- [Task to complete]
Your task is to transcribe all of the records exactly and leave out the pictures.

[Data listing]
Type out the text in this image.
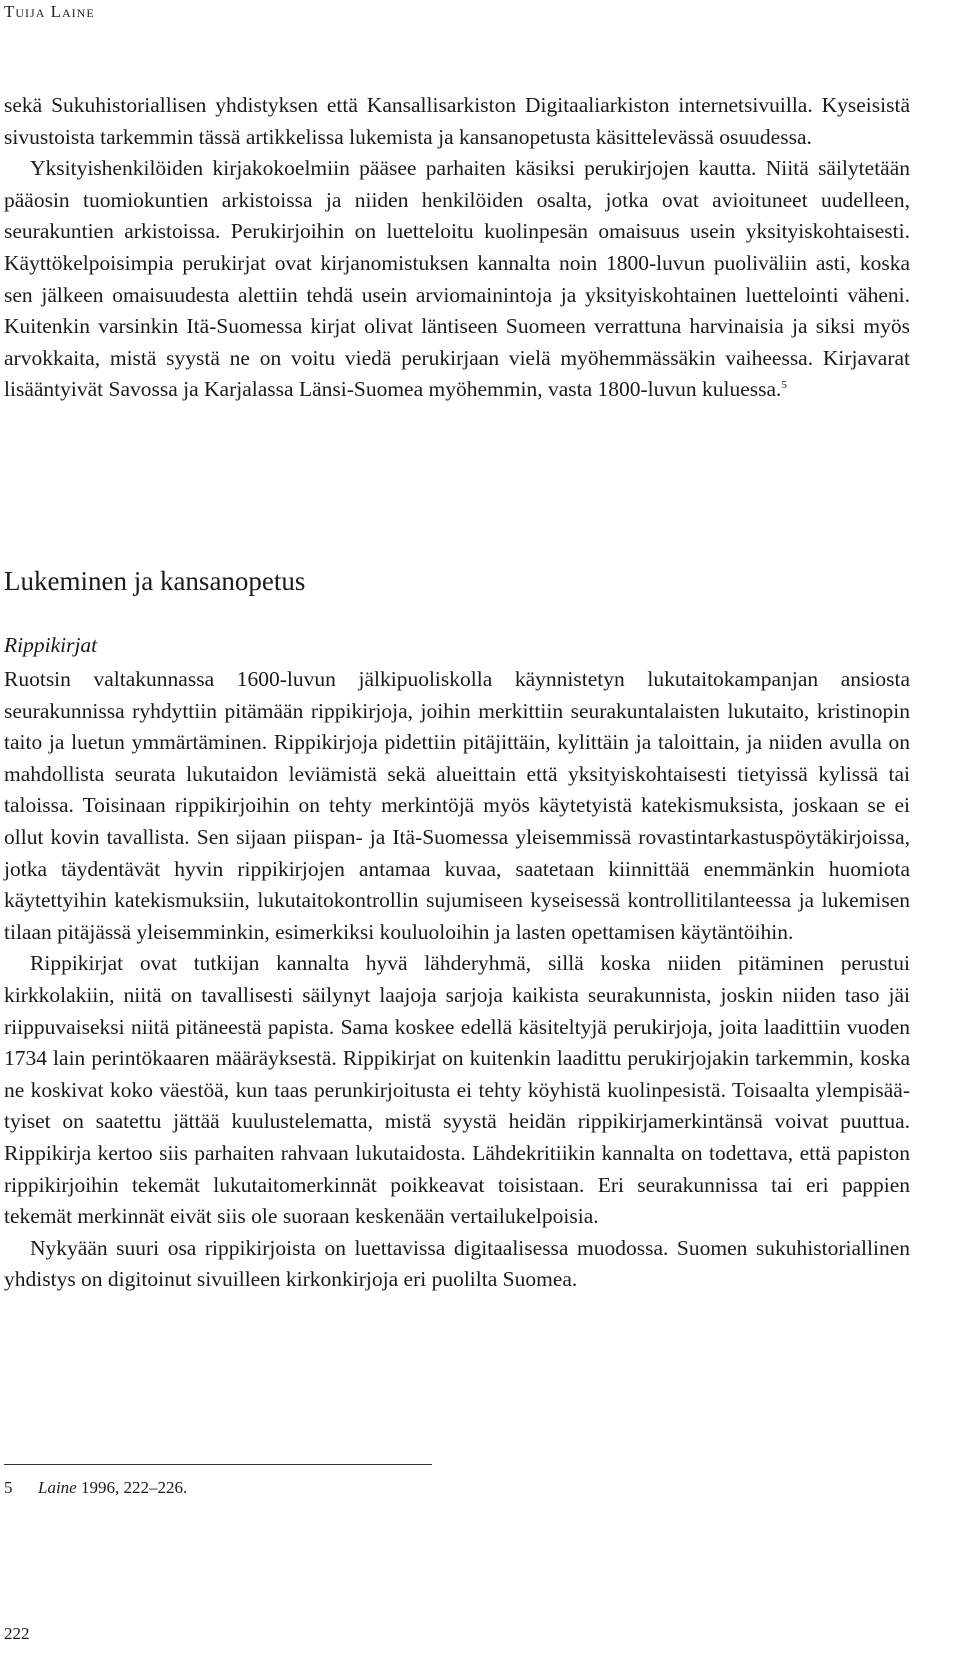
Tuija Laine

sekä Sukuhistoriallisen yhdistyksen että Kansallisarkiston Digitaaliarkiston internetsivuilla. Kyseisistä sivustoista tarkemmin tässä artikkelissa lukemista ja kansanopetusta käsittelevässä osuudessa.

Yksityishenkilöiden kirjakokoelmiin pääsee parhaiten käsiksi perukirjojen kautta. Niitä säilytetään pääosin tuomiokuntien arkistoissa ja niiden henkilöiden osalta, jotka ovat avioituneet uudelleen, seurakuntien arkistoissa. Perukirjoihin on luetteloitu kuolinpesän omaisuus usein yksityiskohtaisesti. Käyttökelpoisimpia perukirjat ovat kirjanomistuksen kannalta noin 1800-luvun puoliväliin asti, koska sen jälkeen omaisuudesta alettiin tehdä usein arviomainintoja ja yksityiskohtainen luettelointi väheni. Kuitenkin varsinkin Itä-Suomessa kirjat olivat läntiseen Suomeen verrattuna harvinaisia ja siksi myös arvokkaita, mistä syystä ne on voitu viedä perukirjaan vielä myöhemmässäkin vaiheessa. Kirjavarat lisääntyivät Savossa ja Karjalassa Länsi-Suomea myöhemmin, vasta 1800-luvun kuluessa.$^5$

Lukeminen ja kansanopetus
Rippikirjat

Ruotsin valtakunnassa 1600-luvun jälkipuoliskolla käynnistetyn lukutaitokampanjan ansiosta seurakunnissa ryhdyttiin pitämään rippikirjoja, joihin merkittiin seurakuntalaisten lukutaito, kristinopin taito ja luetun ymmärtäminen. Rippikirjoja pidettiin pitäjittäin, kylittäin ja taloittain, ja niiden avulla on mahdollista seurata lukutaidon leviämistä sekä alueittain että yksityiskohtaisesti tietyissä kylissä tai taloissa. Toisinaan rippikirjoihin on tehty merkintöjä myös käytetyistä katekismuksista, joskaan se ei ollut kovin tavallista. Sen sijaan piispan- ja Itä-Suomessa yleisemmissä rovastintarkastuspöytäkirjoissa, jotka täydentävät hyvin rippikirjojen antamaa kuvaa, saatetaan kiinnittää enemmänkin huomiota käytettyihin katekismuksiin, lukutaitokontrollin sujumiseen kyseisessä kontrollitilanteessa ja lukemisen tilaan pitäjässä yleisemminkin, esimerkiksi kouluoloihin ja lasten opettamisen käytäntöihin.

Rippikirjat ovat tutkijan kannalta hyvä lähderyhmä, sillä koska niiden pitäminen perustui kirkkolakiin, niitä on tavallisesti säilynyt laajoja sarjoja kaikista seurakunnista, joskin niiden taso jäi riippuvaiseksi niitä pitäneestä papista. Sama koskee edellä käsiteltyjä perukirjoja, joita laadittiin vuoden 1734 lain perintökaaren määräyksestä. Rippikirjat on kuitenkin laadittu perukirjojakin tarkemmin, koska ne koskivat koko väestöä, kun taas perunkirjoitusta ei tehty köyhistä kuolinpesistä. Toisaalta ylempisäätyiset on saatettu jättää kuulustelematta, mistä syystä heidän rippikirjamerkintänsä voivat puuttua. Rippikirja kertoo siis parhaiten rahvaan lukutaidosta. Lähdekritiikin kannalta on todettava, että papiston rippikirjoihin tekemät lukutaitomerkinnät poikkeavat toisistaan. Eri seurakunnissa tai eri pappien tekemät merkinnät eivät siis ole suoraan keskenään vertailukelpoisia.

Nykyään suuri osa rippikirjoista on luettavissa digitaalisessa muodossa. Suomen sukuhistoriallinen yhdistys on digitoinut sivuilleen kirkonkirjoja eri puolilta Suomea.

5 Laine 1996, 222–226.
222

- [Answer below]
Type out the text in this image.
Tuija Laine

sekä Sukuhistoriallisen yhdistyksen että Kansallisarkiston Digitaaliarkiston internetsivuilla. Kyseisistä sivustoista tarkemmin tässä artikkelissa lukemista ja kansanopetusta käsittelevässä osuudessa.

Yksityishenkilöiden kirjakokoelmiin pääsee parhaiten käsiksi perukirjojen kautta. Niitä säilytetään pääosin tuomiokuntien arkistoissa ja niiden henkilöiden osalta, jotka ovat avioituneet uudelleen, seurakuntien arkistoissa. Perukirjoihin on luetteloitu kuolinpesän omaisuus usein yksityiskohtaisesti. Käyttökelpoisimpia perukirjat ovat kirjanomistuksen kannalta noin 1800-luvun puoliväliin asti, koska sen jälkeen omaisuudesta alettiin tehdä usein arviomainintoja ja yksityiskohtainen luettelointi väheni. Kuitenkin varsinkin Itä-Suomessa kirjat olivat läntiseen Suomeen verrattuna harvinaisia ja siksi myös arvokkaita, mistä syystä ne on voitu viedä perukirjaan vielä myöhemmässäkin vaiheessa. Kirjavarat lisääntyivät Savossa ja Karjalassa Länsi-Suomea myöhemmin, vasta 1800-luvun kuluessa.$^5$

Lukeminen ja kansanopetus
Rippikirjat

Ruotsin valtakunnassa 1600-luvun jälkipuoliskolla käynnistetyn lukutaitokampanjan ansiosta seurakunnissa ryhdyttiin pitämään rippikirjoja, joihin merkittiin seurakuntalaisten lukutaito, kristinopin taito ja luetun ymmärtäminen. Rippikirjoja pidettiin pitäjittäin, kylittäin ja taloittain, ja niiden avulla on mahdollista seurata lukutaidon leviämistä sekä alueittain että yksityiskohtaisesti tietyissä kylissä tai taloissa. Toisinaan rippikirjoihin on tehty merkintöjä myös käytetyistä katekismuksista, joskaan se ei ollut kovin tavallista. Sen sijaan piispan- ja Itä-Suomessa yleisemmissä rovastintarkastuspöytäkirjoissa, jotka täydentävät hyvin rippikirjojen antamaa kuvaa, saatetaan kiinnittää enemmänkin huomiota käytettyihin katekismuksiin, lukutaitokontrollin sujumiseen kyseisessä kontrollitilanteessa ja lukemisen tilaan pitäjässä yleisemminkin, esimerkiksi kouluoloihin ja lasten opettamisen käytäntöihin.

Rippikirjat ovat tutkijan kannalta hyvä lähderyhmä, sillä koska niiden pitäminen perustui kirkkolakiin, niitä on tavallisesti säilynyt laajoja sarjoja kaikista seurakunnista, joskin niiden taso jäi riippuvaiseksi niitä pitäneestä papista. Sama koskee edellä käsiteltyjä perukirjoja, joita laadittiin vuoden 1734 lain perintökaaren määräyksestä. Rippikirjat on kuitenkin laadittu perukirjojakin tarkemmin, koska ne koskivat koko väestöä, kun taas perunkirjoitusta ei tehty köyhistä kuolinpesistä. Toisaalta ylempisäätyiset on saatettu jättää kuulustelematta, mistä syystä heidän rippikirjamerkintänsä voivat puuttua. Rippikirja kertoo siis parhaiten rahvaan lukutaidosta. Lähdekritiikin kannalta on todettava, että papiston rippikirjoihin tekemät lukutaitomerkinnät poikkeavat toisistaan. Eri seurakunnissa tai eri pappien tekemät merkinnät eivät siis ole suoraan keskenään vertailukelpoisia.

Nykyään suuri osa rippikirjoista on luettavissa digitaalisessa muodossa. Suomen sukuhistoriallinen yhdistys on digitoinut sivuilleen kirkonkirjoja eri puolilta Suomea.

5 Laine 1996, 222–226.
222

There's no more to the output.